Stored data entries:
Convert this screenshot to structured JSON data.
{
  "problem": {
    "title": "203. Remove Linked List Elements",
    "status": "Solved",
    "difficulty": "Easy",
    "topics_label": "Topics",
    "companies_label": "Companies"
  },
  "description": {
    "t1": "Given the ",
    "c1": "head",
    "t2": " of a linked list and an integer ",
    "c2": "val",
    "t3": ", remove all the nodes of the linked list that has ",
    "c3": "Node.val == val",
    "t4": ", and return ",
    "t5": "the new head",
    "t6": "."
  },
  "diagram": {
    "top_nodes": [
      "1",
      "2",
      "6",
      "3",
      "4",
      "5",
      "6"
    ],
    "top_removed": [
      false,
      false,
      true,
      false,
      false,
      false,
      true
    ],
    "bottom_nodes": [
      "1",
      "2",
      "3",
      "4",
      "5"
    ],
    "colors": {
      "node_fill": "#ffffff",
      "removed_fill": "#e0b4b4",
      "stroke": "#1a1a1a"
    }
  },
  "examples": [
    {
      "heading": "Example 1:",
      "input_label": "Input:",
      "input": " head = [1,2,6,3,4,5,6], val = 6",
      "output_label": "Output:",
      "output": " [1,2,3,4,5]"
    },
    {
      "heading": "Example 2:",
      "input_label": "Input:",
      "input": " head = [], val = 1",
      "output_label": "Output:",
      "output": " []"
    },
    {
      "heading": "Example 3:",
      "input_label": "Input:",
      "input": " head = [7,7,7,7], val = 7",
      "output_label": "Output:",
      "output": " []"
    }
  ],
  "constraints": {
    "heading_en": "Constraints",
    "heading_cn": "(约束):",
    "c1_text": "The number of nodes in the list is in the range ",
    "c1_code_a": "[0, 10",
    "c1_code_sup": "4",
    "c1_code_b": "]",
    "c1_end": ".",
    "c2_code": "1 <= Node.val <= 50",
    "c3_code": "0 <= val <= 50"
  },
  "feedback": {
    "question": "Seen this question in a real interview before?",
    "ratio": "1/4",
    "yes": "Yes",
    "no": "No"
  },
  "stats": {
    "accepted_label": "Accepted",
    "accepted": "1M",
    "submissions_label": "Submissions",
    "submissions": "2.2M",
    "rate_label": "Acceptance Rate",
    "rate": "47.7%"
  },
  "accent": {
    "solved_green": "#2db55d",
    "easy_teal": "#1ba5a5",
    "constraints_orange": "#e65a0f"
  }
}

> STATED EXERCISE: Without changing a word, restate the whole listing.

> SOLVED PROBLEM:
Convert this screenshot to structured JSON data.
{
  "problem": {
    "title": "203. Remove Linked List Elements",
    "status": "Solved",
    "difficulty": "Easy",
    "topics_label": "Topics",
    "companies_label": "Companies"
  },
  "description": {
    "t1": "Given the ",
    "c1": "head",
    "t2": " of a linked list and an integer ",
    "c2": "val",
    "t3": ", remove all the nodes of the linked list that has ",
    "c3": "Node.val == val",
    "t4": ", and return ",
    "t5": "the new head",
    "t6": "."
  },
  "diagram": {
    "top_nodes": [
      "1",
      "2",
      "6",
      "3",
      "4",
      "5",
      "6"
    ],
    "top_removed": [
      false,
      false,
      true,
      false,
      false,
      false,
      true
    ],
    "bottom_nodes": [
      "1",
      "2",
      "3",
      "4",
      "5"
    ],
    "colors": {
      "node_fill": "#ffffff",
      "removed_fill": "#e0b4b4",
      "stroke": "#1a1a1a"
    }
  },
  "examples": [
    {
      "heading": "Example 1:",
      "input_label": "Input:",
      "input": " head = [1,2,6,3,4,5,6], val = 6",
      "output_label": "Output:",
      "output": " [1,2,3,4,5]"
    },
    {
      "heading": "Example 2:",
      "input_label": "Input:",
      "input": " head = [], val = 1",
      "output_label": "Output:",
      "output": " []"
    },
    {
      "heading": "Example 3:",
      "input_label": "Input:",
      "input": " head = [7,7,7,7], val = 7",
      "output_label": "Output:",
      "output": " []"
    }
  ],
  "constraints": {
    "heading_en": "Constraints",
    "heading_cn": "(约束):",
    "c1_text": "The number of nodes in the list is in the range ",
    "c1_code_a": "[0, 10",
    "c1_code_sup": "4",
    "c1_code_b": "]",
    "c1_end": ".",
    "c2_code": "1 <= Node.val <= 50",
    "c3_code": "0 <= val <= 50"
  },
  "feedback": {
    "question": "Seen this question in a real interview before?",
    "ratio": "1/4",
    "yes": "Yes",
    "no": "No"
  },
  "stats": {
    "accepted_label": "Accepted",
    "accepted": "1M",
    "submissions_label": "Submissions",
    "submissions": "2.2M",
    "rate_label": "Acceptance Rate",
    "rate": "47.7%"
  },
  "accent": {
    "solved_green": "#2db55d",
    "easy_teal": "#1ba5a5",
    "constraints_orange": "#e65a0f"
  }
}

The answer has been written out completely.